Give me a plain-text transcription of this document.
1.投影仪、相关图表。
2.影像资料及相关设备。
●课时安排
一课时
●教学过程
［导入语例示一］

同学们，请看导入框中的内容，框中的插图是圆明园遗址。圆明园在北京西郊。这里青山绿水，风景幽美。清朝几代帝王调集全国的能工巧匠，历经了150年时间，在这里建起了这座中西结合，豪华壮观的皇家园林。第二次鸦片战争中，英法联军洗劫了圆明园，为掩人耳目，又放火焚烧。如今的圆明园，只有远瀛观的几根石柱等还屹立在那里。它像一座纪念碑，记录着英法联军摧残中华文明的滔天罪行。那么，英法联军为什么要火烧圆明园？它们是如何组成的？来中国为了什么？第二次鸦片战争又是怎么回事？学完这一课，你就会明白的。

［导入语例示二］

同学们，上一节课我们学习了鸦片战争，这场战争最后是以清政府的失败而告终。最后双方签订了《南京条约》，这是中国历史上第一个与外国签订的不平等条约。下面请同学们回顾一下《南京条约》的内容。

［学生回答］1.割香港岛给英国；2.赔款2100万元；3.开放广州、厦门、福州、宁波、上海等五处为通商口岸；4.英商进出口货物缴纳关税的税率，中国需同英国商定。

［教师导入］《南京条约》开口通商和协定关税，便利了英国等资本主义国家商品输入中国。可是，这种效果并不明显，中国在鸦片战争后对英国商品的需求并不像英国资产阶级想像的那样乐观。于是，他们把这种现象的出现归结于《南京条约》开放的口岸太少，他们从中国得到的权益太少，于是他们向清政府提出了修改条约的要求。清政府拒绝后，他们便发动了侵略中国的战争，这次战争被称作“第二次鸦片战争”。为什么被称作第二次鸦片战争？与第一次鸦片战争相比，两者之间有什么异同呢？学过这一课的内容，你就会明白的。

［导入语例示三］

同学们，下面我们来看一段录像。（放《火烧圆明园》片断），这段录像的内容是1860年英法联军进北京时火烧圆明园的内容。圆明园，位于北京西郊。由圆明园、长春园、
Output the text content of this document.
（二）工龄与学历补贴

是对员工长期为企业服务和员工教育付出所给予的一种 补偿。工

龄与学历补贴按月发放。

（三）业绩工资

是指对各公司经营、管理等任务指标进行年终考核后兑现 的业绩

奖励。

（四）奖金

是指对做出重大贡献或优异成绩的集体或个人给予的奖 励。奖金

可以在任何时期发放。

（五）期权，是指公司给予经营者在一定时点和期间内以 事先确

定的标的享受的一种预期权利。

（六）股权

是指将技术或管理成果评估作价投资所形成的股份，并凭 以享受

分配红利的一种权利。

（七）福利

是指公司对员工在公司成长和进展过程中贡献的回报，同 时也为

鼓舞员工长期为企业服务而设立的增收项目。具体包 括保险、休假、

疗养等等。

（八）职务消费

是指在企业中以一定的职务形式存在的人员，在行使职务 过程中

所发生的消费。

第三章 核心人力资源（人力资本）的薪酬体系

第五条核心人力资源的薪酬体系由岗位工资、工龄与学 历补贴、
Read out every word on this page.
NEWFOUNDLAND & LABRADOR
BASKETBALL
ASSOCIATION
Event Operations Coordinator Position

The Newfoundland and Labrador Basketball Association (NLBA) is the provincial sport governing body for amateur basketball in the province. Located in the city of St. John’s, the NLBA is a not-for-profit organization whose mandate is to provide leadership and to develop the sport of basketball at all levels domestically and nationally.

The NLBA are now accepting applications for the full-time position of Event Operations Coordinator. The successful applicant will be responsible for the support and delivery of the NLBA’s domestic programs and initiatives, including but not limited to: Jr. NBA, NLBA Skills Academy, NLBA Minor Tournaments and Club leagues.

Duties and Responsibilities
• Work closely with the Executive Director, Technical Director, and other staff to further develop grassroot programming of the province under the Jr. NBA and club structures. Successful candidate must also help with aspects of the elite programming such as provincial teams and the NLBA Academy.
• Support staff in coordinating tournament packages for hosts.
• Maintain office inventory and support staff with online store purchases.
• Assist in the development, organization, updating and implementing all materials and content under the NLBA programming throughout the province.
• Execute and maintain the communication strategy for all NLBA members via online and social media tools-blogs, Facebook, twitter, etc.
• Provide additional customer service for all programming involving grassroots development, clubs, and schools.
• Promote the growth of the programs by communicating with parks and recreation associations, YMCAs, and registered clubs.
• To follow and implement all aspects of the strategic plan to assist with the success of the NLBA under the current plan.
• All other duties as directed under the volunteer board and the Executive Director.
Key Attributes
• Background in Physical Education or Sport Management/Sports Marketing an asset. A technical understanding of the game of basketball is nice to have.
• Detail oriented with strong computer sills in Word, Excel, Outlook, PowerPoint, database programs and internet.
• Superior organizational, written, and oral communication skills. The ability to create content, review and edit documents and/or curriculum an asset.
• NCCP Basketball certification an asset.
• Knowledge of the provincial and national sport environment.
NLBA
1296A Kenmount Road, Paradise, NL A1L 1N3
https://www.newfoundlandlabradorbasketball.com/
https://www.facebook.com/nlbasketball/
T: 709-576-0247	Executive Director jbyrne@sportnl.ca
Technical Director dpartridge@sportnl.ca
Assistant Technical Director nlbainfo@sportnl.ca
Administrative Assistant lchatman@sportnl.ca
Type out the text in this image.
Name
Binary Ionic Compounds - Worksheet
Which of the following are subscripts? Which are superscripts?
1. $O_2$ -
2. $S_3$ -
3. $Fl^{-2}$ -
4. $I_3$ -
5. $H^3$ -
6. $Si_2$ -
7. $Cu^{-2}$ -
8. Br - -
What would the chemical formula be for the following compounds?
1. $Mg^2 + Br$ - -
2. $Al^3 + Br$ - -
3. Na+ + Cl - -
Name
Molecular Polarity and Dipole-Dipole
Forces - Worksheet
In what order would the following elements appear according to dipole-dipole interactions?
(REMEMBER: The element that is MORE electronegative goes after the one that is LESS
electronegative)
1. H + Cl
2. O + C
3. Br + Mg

───

### Your task
How many lines of the data hold the string "following"? Reply with the number alone.

### Result for this task
3